### WHAT YOU HAVE TO DO
Read the lines below. Copy out any that hold the string "beskrivande".

(Images of pages and their text)
□ □ □ □ □ □ □

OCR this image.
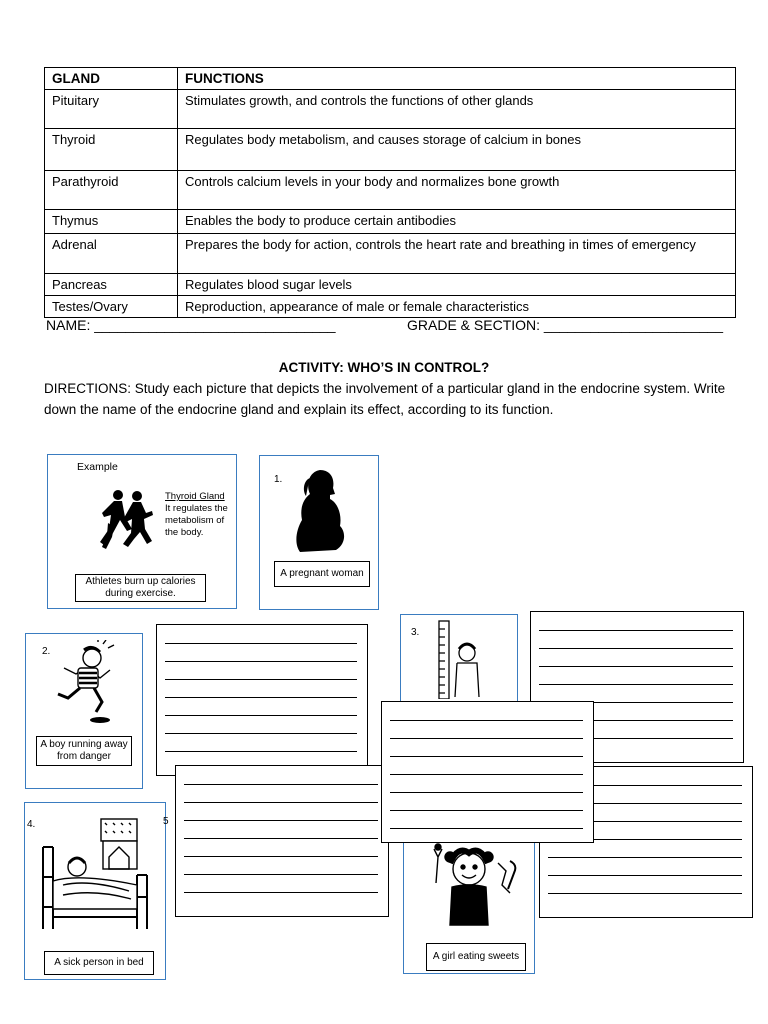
GLAND	FUNCTIONS
Pituitary	Stimulates growth, and controls the functions of other glands
Thyroid	Regulates body metabolism, and causes storage of calcium in bones
Parathyroid	Controls calcium levels in your body and normalizes bone growth
Thymus	Enables the body to produce certain antibodies
Adrenal	Prepares the body for action, controls the heart rate and breathing in times of emergency
Pancreas	Regulates blood sugar levels
Testes/Ovary	Reproduction, appearance of male or female characteristics
NAME: _______________________________	GRADE & SECTION: _______________________
ACTIVITY: WHO’S IN CONTROL?
DIRECTIONS: Study each picture that depicts the involvement of a particular gland in the endocrine system. Write down the name of the endocrine gland and explain its effect, according to its function.
Example
Thyroid Gland
It regulates the metabolism of the body.
Athletes burn up calories during exercise.
1.
A pregnant woman
2.
A boy running away from danger
3.
4.
A sick person in bed
A girl eating sweets
5
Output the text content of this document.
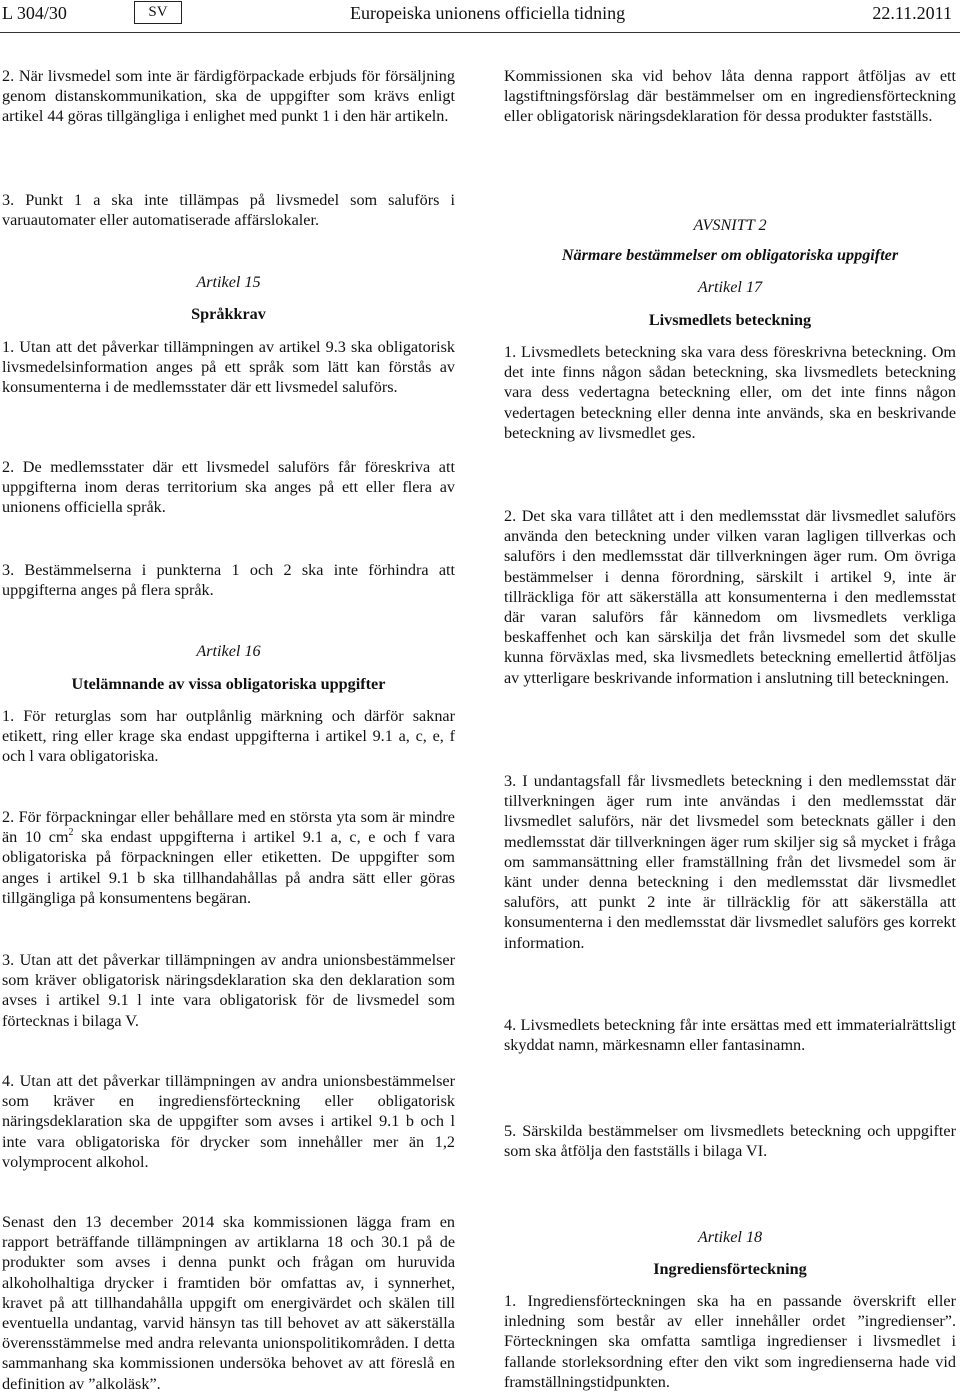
L 304/30	SV	Europeiska unionens officiella tidning	22.11.2011
2. När livsmedel som inte är färdigförpackade erbjuds för försäljning genom distanskommunikation, ska de uppgifter som krävs enligt artikel 44 göras tillgängliga i enlighet med punkt 1 i den här artikeln.
3. Punkt 1 a ska inte tillämpas på livsmedel som saluförs i varuautomater eller automatiserade affärslokaler.
Artikel 15
Språkkrav
1. Utan att det påverkar tillämpningen av artikel 9.3 ska obligatorisk livsmedelsinformation anges på ett språk som lätt kan förstås av konsumenterna i de medlemsstater där ett livsmedel saluförs.
2. De medlemsstater där ett livsmedel saluförs får föreskriva att uppgifterna inom deras territorium ska anges på ett eller flera av unionens officiella språk.
3. Bestämmelserna i punkterna 1 och 2 ska inte förhindra att uppgifterna anges på flera språk.
Artikel 16
Utelämnande av vissa obligatoriska uppgifter
1. För returglas som har outplånlig märkning och därför saknar etikett, ring eller krage ska endast uppgifterna i artikel 9.1 a, c, e, f och l vara obligatoriska.
2. För förpackningar eller behållare med en största yta som är mindre än 10 $cm^2$ ska endast uppgifterna i artikel 9.1 a, c, e och f vara obligatoriska på förpackningen eller etiketten. De uppgifter som anges i artikel 9.1 b ska tillhandahållas på andra sätt eller göras tillgängliga på konsumentens begäran.
3. Utan att det påverkar tillämpningen av andra unionsbestämmelser som kräver obligatorisk näringsdeklaration ska den deklaration som avses i artikel 9.1 l inte vara obligatorisk för de livsmedel som förtecknas i bilaga V.
4. Utan att det påverkar tillämpningen av andra unionsbestämmelser som kräver en ingrediensförteckning eller obligatorisk näringsdeklaration ska de uppgifter som avses i artikel 9.1 b och l inte vara obligatoriska för drycker som innehåller mer än 1,2 volymprocent alkohol.
Senast den 13 december 2014 ska kommissionen lägga fram en rapport beträffande tillämpningen av artiklarna 18 och 30.1 på de produkter som avses i denna punkt och frågan om huruvida alkoholhaltiga drycker i framtiden bör omfattas av, i synnerhet, kravet på att tillhandahålla uppgift om energivärdet och skälen till eventuella undantag, varvid hänsyn tas till behovet av att säkerställa överensstämmelse med andra relevanta unionspolitikområden. I detta sammanhang ska kommissionen undersöka behovet av att föreslå en definition av ”alkoläsk”.
Kommissionen ska vid behov låta denna rapport åtföljas av ett lagstiftningsförslag där bestämmelser om en ingrediensförteckning eller obligatorisk näringsdeklaration för dessa produkter fastställs.
AVSNITT 2
Närmare bestämmelser om obligatoriska uppgifter
Artikel 17
Livsmedlets beteckning
1. Livsmedlets beteckning ska vara dess föreskrivna beteckning. Om det inte finns någon sådan beteckning, ska livsmedlets beteckning vara dess vedertagna beteckning eller, om det inte finns någon vedertagen beteckning eller denna inte används, ska en beskrivande beteckning av livsmedlet ges.
2. Det ska vara tillåtet att i den medlemsstat där livsmedlet saluförs använda den beteckning under vilken varan lagligen tillverkas och saluförs i den medlemsstat där tillverkningen äger rum. Om övriga bestämmelser i denna förordning, särskilt i artikel 9, inte är tillräckliga för att säkerställa att konsumenterna i den medlemsstat där varan saluförs får kännedom om livsmedlets verkliga beskaffenhet och kan särskilja det från livsmedel som det skulle kunna förväxlas med, ska livsmedlets beteckning emellertid åtföljas av ytterligare beskrivande information i anslutning till beteckningen.
3. I undantagsfall får livsmedlets beteckning i den medlemsstat där tillverkningen äger rum inte användas i den medlemsstat där livsmedlet saluförs, när det livsmedel som betecknats gäller i den medlemsstat där tillverkningen äger rum skiljer sig så mycket i fråga om sammansättning eller framställning från det livsmedel som är känt under denna beteckning i den medlemsstat där livsmedlet saluförs, att punkt 2 inte är tillräcklig för att säkerställa att konsumenterna i den medlemsstat där livsmedlet saluförs ges korrekt information.
4. Livsmedlets beteckning får inte ersättas med ett immaterialrättsligt skyddat namn, märkesnamn eller fantasinamn.
5. Särskilda bestämmelser om livsmedlets beteckning och uppgifter som ska åtfölja den fastställs i bilaga VI.
Artikel 18
Ingrediensförteckning
1. Ingrediensförteckningen ska ha en passande överskrift eller inledning som består av eller innehåller ordet ”ingredienser”. Förteckningen ska omfatta samtliga ingredienser i livsmedlet i fallande storleksordning efter den vikt som ingredienserna hade vid framställningstidpunkten.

□ □ □ □ □ □ □

### EXPECTED OUTPUT
1. Livsmedlets beteckning ska vara dess föreskrivna beteckning. Om det inte finns någon sådan beteckning, ska livsmedlets beteckning vara dess vedertagna beteckning eller, om det inte finns någon vedertagen beteckning eller denna inte används, ska en beskrivande beteckning av livsmedlet ges.
2. Det ska vara tillåtet att i den medlemsstat där livsmedlet saluförs använda den beteckning under vilken varan lagligen tillverkas och saluförs i den medlemsstat där tillverkningen äger rum. Om övriga bestämmelser i denna förordning, särskilt i artikel 9, inte är tillräckliga för att säkerställa att konsumenterna i den medlemsstat där varan saluförs får kännedom om livsmedlets verkliga beskaffenhet och kan särskilja det från livsmedel som det skulle kunna förväxlas med, ska livsmedlets beteckning emellertid åtföljas av ytterligare beskrivande information i anslutning till beteckningen.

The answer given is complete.